## Stated goal
Read the records and gather each line that includes "text".
::: Data rows
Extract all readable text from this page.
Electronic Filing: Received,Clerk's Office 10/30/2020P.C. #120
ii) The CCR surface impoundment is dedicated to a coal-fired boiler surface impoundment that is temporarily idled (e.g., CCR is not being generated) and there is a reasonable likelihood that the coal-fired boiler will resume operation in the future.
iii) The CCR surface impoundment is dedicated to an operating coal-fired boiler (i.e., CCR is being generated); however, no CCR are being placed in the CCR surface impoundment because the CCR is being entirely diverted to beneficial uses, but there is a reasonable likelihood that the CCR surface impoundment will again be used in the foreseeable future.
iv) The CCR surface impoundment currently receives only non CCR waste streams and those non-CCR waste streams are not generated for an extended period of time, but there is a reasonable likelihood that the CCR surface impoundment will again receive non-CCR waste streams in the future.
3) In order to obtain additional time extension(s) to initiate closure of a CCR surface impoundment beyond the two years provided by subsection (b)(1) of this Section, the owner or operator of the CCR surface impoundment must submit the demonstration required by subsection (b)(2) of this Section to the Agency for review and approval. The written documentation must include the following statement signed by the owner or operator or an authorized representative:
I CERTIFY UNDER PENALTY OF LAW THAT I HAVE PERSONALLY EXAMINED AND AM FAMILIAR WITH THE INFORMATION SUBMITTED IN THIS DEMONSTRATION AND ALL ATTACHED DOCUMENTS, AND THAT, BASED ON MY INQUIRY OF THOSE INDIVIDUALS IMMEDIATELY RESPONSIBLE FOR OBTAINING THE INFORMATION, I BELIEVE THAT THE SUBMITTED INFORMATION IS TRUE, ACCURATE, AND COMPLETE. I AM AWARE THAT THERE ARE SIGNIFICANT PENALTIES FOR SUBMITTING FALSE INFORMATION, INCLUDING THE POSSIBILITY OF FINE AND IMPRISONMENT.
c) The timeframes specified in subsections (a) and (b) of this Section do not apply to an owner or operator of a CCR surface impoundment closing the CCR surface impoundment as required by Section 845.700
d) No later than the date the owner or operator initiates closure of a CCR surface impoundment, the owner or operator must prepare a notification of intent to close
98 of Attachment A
::::::
::: Data rows
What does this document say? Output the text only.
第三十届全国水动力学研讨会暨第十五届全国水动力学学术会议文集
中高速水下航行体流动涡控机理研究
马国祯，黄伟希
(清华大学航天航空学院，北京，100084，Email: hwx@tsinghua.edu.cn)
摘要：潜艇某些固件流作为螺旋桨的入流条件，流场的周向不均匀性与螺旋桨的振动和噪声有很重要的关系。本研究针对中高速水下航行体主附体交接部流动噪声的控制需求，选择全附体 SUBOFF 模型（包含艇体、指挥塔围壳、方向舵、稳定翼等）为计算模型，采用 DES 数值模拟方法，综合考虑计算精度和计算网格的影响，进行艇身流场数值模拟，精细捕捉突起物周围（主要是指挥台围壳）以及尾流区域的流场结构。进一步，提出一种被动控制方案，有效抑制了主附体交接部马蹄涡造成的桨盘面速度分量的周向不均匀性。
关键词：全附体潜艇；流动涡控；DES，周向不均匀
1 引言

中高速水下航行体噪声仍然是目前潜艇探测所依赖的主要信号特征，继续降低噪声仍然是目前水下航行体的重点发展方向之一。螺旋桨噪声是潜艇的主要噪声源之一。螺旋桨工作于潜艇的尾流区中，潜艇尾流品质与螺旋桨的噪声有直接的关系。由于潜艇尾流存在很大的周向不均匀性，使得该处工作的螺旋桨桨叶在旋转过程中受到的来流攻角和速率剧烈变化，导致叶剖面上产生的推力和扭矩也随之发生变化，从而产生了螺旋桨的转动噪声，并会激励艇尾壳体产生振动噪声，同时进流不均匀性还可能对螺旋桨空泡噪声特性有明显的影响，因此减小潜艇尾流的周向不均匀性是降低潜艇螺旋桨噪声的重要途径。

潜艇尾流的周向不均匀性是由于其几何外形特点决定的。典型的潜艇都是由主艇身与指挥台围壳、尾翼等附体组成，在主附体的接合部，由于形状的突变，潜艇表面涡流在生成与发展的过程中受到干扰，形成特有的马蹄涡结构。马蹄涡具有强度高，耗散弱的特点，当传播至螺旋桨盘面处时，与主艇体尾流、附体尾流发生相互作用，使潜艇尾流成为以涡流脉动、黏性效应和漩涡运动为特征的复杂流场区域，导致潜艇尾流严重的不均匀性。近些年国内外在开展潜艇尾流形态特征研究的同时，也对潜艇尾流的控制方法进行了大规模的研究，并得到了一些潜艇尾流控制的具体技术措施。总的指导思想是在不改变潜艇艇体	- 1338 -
::::::
::: Data rows
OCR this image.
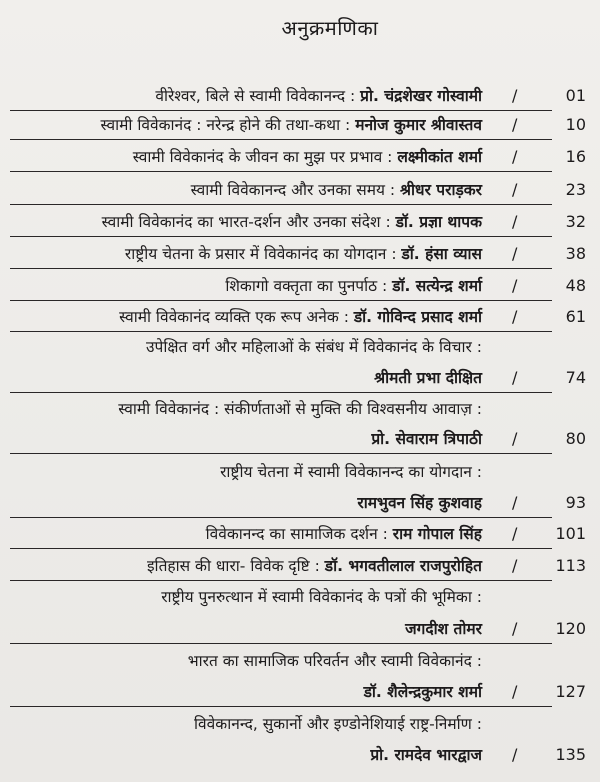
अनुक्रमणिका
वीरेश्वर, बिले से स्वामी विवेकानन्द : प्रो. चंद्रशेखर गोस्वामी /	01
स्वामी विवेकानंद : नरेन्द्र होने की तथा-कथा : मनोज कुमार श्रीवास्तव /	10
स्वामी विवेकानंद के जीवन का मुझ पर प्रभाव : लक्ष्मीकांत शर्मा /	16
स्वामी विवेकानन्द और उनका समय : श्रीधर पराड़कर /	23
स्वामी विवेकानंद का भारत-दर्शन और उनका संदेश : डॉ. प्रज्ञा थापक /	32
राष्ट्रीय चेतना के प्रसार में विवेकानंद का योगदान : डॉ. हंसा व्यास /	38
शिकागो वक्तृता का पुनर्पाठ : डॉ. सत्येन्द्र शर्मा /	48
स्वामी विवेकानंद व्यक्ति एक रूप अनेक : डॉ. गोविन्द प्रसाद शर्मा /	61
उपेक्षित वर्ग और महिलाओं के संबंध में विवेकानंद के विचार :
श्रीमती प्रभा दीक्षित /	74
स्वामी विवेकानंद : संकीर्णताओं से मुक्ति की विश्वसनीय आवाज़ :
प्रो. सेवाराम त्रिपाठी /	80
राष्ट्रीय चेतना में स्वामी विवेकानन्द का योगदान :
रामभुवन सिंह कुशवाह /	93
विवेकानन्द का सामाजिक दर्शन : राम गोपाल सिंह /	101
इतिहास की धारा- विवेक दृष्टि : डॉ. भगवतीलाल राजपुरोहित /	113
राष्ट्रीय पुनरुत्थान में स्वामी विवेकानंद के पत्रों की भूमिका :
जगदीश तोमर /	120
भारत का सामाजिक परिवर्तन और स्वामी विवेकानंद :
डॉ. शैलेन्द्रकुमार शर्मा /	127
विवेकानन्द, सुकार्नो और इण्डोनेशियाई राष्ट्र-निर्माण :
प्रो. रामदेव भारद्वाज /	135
::::::
## Completed task
Extract all readable text from this page.
What does this document say? Output the text only.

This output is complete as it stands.